◆ REQUIRED WORK: Read the records and write them out again exactly.

Stored records
+++++

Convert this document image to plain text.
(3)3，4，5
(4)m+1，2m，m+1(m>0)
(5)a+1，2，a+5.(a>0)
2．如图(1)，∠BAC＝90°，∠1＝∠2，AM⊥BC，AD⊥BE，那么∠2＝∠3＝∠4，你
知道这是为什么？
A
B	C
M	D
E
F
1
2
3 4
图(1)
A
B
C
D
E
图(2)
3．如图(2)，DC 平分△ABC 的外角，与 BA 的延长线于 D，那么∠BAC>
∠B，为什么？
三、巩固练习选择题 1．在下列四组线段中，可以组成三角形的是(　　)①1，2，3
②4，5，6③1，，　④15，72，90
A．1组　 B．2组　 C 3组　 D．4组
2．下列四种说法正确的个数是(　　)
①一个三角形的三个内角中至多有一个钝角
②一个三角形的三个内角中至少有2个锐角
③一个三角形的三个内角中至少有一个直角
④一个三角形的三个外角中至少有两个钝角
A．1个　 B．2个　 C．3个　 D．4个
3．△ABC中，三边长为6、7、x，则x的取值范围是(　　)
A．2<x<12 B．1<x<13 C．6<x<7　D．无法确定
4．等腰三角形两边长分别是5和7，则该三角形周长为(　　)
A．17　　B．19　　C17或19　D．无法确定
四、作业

+++++

◆ ANSWER TO THE EXERCISE:
Convert this document image to plain text.
(3)3，4，5
(4)m+1，2m，m+1(m>0)
(5)a+1，2，a+5.(a>0)
2．如图(1)，∠BAC＝90°，∠1＝∠2，AM⊥BC，AD⊥BE，那么∠2＝∠3＝∠4，你
知道这是为什么？
A
B	C
M	D
E
F
1
2
3 4
图(1)
A
B
C
D
E
图(2)
3．如图(2)，DC 平分△ABC 的外角，与 BA 的延长线于 D，那么∠BAC>
∠B，为什么？
三、巩固练习选择题 1．在下列四组线段中，可以组成三角形的是(　　)①1，2，3
②4，5，6③1，，　④15，72，90
A．1组　 B．2组　 C 3组　 D．4组
2．下列四种说法正确的个数是(　　)
①一个三角形的三个内角中至多有一个钝角
②一个三角形的三个内角中至少有2个锐角
③一个三角形的三个内角中至少有一个直角
④一个三角形的三个外角中至少有两个钝角
A．1个　 B．2个　 C．3个　 D．4个
3．△ABC中，三边长为6、7、x，则x的取值范围是(　　)
A．2<x<12 B．1<x<13 C．6<x<7　D．无法确定
4．等腰三角形两边长分别是5和7，则该三角形周长为(　　)
A．17　　B．19　　C17或19　D．无法确定
四、作业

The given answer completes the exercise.